§ **Given data**
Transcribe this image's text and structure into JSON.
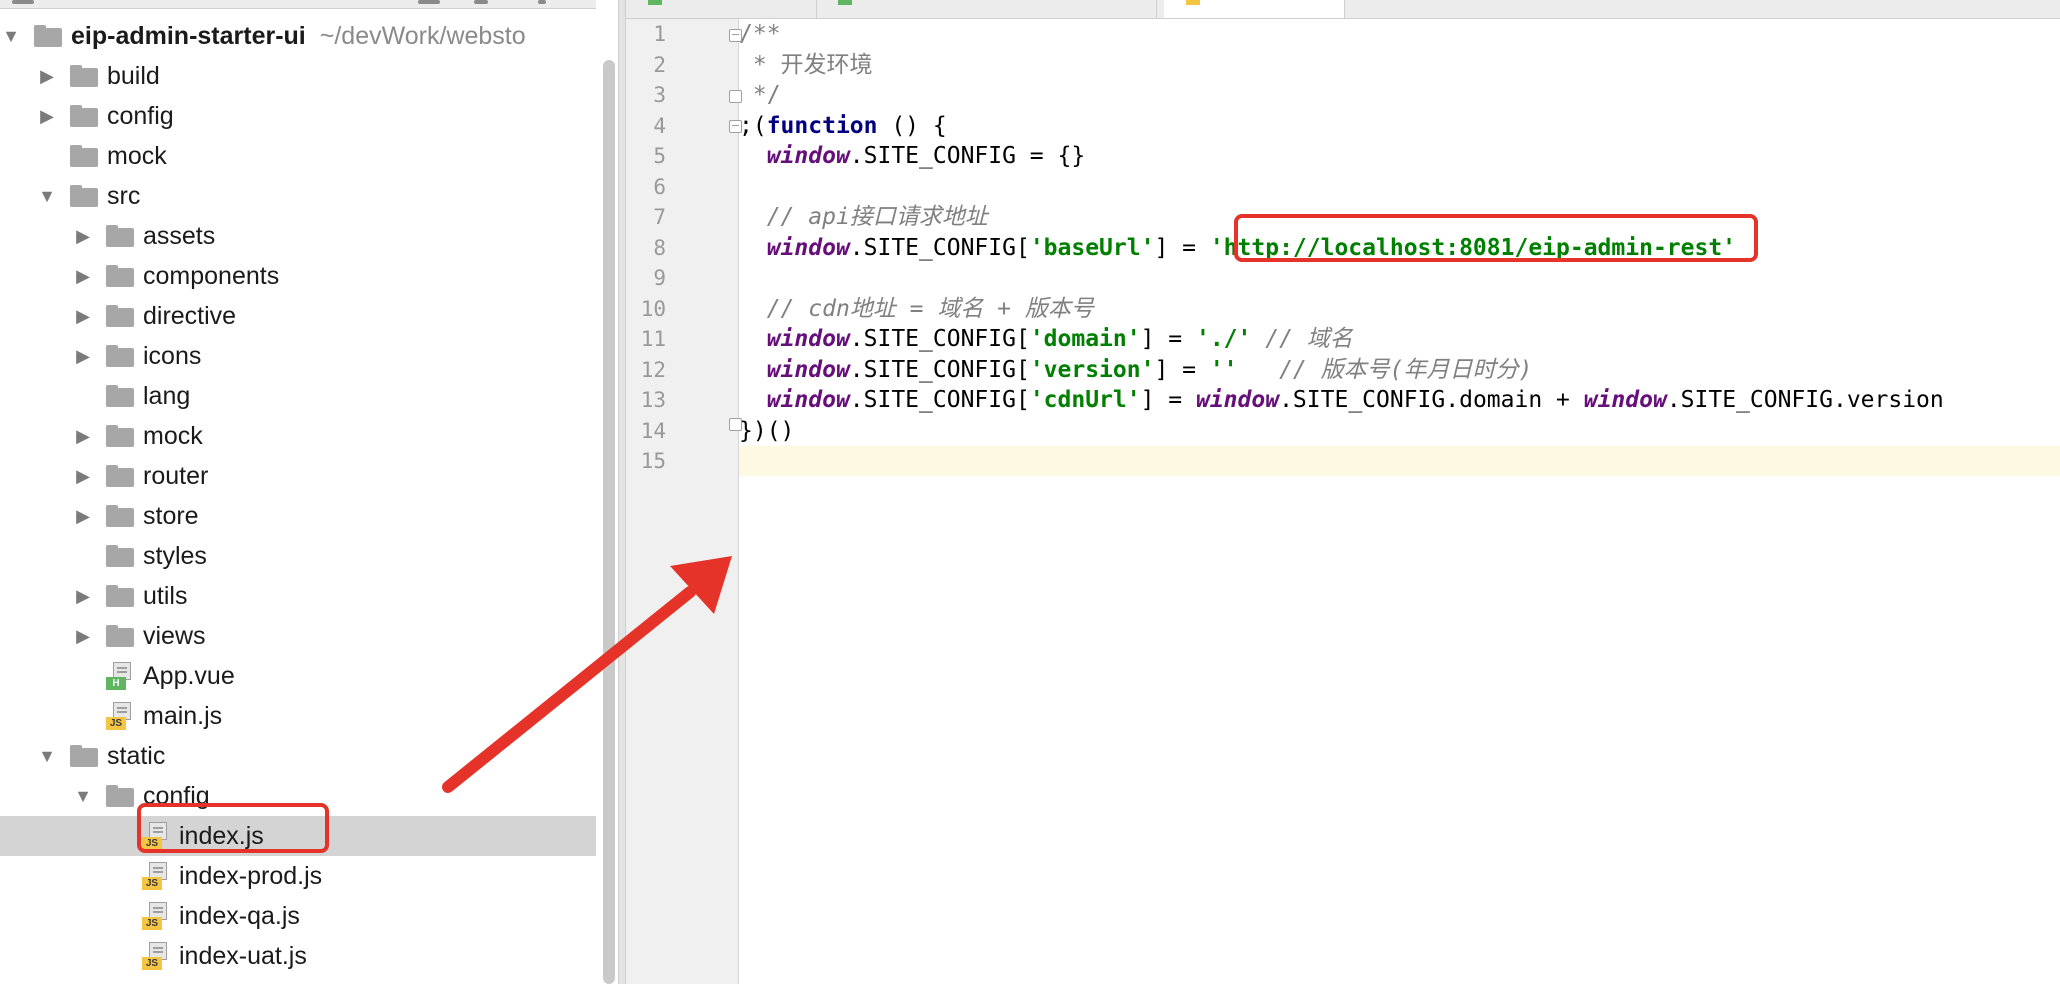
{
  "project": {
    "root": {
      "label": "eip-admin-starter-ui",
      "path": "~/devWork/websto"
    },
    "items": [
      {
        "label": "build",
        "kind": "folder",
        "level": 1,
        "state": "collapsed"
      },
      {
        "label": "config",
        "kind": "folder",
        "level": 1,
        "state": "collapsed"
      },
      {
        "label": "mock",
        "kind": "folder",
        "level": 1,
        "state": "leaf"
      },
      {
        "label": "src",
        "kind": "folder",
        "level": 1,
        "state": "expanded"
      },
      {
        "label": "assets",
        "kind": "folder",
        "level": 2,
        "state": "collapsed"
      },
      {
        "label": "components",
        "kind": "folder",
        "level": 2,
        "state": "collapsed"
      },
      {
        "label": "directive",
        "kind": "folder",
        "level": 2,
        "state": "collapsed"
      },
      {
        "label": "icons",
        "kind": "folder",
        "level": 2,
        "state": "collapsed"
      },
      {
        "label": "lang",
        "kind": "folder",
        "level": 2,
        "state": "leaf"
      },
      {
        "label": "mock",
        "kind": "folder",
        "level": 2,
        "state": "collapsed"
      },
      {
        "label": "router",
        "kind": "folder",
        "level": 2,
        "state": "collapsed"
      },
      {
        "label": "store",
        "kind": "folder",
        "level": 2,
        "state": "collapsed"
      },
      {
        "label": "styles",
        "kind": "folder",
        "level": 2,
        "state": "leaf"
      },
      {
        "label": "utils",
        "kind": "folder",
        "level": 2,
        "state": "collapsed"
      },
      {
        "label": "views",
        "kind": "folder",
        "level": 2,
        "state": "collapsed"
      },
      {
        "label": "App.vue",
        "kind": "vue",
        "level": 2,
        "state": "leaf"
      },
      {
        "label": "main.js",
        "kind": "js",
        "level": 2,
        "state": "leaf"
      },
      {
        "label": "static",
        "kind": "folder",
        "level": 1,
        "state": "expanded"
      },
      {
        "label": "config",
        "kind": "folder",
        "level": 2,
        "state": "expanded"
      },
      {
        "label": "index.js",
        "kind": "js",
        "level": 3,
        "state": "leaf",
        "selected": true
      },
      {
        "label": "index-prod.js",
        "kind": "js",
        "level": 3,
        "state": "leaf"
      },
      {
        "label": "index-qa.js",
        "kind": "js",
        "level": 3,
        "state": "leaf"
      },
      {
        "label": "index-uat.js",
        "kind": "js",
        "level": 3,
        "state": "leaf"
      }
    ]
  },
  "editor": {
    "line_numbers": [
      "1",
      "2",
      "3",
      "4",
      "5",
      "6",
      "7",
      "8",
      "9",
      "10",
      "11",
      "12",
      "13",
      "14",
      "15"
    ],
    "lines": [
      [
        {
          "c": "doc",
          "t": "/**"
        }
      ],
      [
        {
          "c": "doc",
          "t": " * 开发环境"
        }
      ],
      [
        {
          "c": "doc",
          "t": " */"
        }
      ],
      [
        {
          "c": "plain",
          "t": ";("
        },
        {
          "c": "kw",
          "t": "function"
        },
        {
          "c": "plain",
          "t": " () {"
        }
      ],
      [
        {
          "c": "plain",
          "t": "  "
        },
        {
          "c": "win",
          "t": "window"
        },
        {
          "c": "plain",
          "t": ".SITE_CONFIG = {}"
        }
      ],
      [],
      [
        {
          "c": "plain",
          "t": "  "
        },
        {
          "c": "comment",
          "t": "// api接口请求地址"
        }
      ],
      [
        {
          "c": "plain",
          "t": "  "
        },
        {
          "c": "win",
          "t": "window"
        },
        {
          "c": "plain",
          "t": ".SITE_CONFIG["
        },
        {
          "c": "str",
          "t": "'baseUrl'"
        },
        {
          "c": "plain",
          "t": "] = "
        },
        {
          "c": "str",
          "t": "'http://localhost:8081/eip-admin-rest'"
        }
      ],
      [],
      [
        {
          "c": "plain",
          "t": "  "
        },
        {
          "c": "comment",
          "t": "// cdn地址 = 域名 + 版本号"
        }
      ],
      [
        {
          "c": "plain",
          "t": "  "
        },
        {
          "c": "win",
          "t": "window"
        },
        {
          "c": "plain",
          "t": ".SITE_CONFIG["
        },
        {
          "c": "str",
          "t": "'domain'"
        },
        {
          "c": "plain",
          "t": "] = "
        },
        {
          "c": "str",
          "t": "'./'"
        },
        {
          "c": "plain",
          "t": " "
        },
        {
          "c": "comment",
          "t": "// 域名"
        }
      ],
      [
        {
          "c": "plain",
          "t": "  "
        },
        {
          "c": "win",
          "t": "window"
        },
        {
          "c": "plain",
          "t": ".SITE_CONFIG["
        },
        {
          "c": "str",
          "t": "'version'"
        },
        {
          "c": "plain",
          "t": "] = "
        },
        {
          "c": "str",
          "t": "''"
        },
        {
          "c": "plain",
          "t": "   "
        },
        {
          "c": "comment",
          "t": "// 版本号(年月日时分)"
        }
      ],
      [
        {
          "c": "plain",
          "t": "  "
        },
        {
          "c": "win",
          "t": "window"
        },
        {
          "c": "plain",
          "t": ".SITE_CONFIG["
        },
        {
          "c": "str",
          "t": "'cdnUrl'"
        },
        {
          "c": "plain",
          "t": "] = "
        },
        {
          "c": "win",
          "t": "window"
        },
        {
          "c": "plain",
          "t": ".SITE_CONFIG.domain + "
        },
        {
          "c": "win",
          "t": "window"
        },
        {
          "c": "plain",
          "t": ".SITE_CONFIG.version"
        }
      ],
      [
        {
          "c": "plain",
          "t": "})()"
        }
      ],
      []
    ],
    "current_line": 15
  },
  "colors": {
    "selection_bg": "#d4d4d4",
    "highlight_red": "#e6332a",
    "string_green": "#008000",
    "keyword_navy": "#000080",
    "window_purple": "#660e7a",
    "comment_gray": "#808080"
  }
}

§ **Problem to work on**
Print each line of the material above exactly, with the pictures removed from your copy.

§ **The completed task**
Transcribe this image's text and structure into JSON.
{
  "project": {
    "root": {
      "label": "eip-admin-starter-ui",
      "path": "~/devWork/websto"
    },
    "items": [
      {
        "label": "build",
        "kind": "folder",
        "level": 1,
        "state": "collapsed"
      },
      {
        "label": "config",
        "kind": "folder",
        "level": 1,
        "state": "collapsed"
      },
      {
        "label": "mock",
        "kind": "folder",
        "level": 1,
        "state": "leaf"
      },
      {
        "label": "src",
        "kind": "folder",
        "level": 1,
        "state": "expanded"
      },
      {
        "label": "assets",
        "kind": "folder",
        "level": 2,
        "state": "collapsed"
      },
      {
        "label": "components",
        "kind": "folder",
        "level": 2,
        "state": "collapsed"
      },
      {
        "label": "directive",
        "kind": "folder",
        "level": 2,
        "state": "collapsed"
      },
      {
        "label": "icons",
        "kind": "folder",
        "level": 2,
        "state": "collapsed"
      },
      {
        "label": "lang",
        "kind": "folder",
        "level": 2,
        "state": "leaf"
      },
      {
        "label": "mock",
        "kind": "folder",
        "level": 2,
        "state": "collapsed"
      },
      {
        "label": "router",
        "kind": "folder",
        "level": 2,
        "state": "collapsed"
      },
      {
        "label": "store",
        "kind": "folder",
        "level": 2,
        "state": "collapsed"
      },
      {
        "label": "styles",
        "kind": "folder",
        "level": 2,
        "state": "leaf"
      },
      {
        "label": "utils",
        "kind": "folder",
        "level": 2,
        "state": "collapsed"
      },
      {
        "label": "views",
        "kind": "folder",
        "level": 2,
        "state": "collapsed"
      },
      {
        "label": "App.vue",
        "kind": "vue",
        "level": 2,
        "state": "leaf"
      },
      {
        "label": "main.js",
        "kind": "js",
        "level": 2,
        "state": "leaf"
      },
      {
        "label": "static",
        "kind": "folder",
        "level": 1,
        "state": "expanded"
      },
      {
        "label": "config",
        "kind": "folder",
        "level": 2,
        "state": "expanded"
      },
      {
        "label": "index.js",
        "kind": "js",
        "level": 3,
        "state": "leaf",
        "selected": true
      },
      {
        "label": "index-prod.js",
        "kind": "js",
        "level": 3,
        "state": "leaf"
      },
      {
        "label": "index-qa.js",
        "kind": "js",
        "level": 3,
        "state": "leaf"
      },
      {
        "label": "index-uat.js",
        "kind": "js",
        "level": 3,
        "state": "leaf"
      }
    ]
  },
  "editor": {
    "line_numbers": [
      "1",
      "2",
      "3",
      "4",
      "5",
      "6",
      "7",
      "8",
      "9",
      "10",
      "11",
      "12",
      "13",
      "14",
      "15"
    ],
    "lines": [
      [
        {
          "c": "doc",
          "t": "/**"
        }
      ],
      [
        {
          "c": "doc",
          "t": " * 开发环境"
        }
      ],
      [
        {
          "c": "doc",
          "t": " */"
        }
      ],
      [
        {
          "c": "plain",
          "t": ";("
        },
        {
          "c": "kw",
          "t": "function"
        },
        {
          "c": "plain",
          "t": " () {"
        }
      ],
      [
        {
          "c": "plain",
          "t": "  "
        },
        {
          "c": "win",
          "t": "window"
        },
        {
          "c": "plain",
          "t": ".SITE_CONFIG = {}"
        }
      ],
      [],
      [
        {
          "c": "plain",
          "t": "  "
        },
        {
          "c": "comment",
          "t": "// api接口请求地址"
        }
      ],
      [
        {
          "c": "plain",
          "t": "  "
        },
        {
          "c": "win",
          "t": "window"
        },
        {
          "c": "plain",
          "t": ".SITE_CONFIG["
        },
        {
          "c": "str",
          "t": "'baseUrl'"
        },
        {
          "c": "plain",
          "t": "] = "
        },
        {
          "c": "str",
          "t": "'http://localhost:8081/eip-admin-rest'"
        }
      ],
      [],
      [
        {
          "c": "plain",
          "t": "  "
        },
        {
          "c": "comment",
          "t": "// cdn地址 = 域名 + 版本号"
        }
      ],
      [
        {
          "c": "plain",
          "t": "  "
        },
        {
          "c": "win",
          "t": "window"
        },
        {
          "c": "plain",
          "t": ".SITE_CONFIG["
        },
        {
          "c": "str",
          "t": "'domain'"
        },
        {
          "c": "plain",
          "t": "] = "
        },
        {
          "c": "str",
          "t": "'./'"
        },
        {
          "c": "plain",
          "t": " "
        },
        {
          "c": "comment",
          "t": "// 域名"
        }
      ],
      [
        {
          "c": "plain",
          "t": "  "
        },
        {
          "c": "win",
          "t": "window"
        },
        {
          "c": "plain",
          "t": ".SITE_CONFIG["
        },
        {
          "c": "str",
          "t": "'version'"
        },
        {
          "c": "plain",
          "t": "] = "
        },
        {
          "c": "str",
          "t": "''"
        },
        {
          "c": "plain",
          "t": "   "
        },
        {
          "c": "comment",
          "t": "// 版本号(年月日时分)"
        }
      ],
      [
        {
          "c": "plain",
          "t": "  "
        },
        {
          "c": "win",
          "t": "window"
        },
        {
          "c": "plain",
          "t": ".SITE_CONFIG["
        },
        {
          "c": "str",
          "t": "'cdnUrl'"
        },
        {
          "c": "plain",
          "t": "] = "
        },
        {
          "c": "win",
          "t": "window"
        },
        {
          "c": "plain",
          "t": ".SITE_CONFIG.domain + "
        },
        {
          "c": "win",
          "t": "window"
        },
        {
          "c": "plain",
          "t": ".SITE_CONFIG.version"
        }
      ],
      [
        {
          "c": "plain",
          "t": "})()"
        }
      ],
      []
    ],
    "current_line": 15
  },
  "colors": {
    "selection_bg": "#d4d4d4",
    "highlight_red": "#e6332a",
    "string_green": "#008000",
    "keyword_navy": "#000080",
    "window_purple": "#660e7a",
    "comment_gray": "#808080"
  }
}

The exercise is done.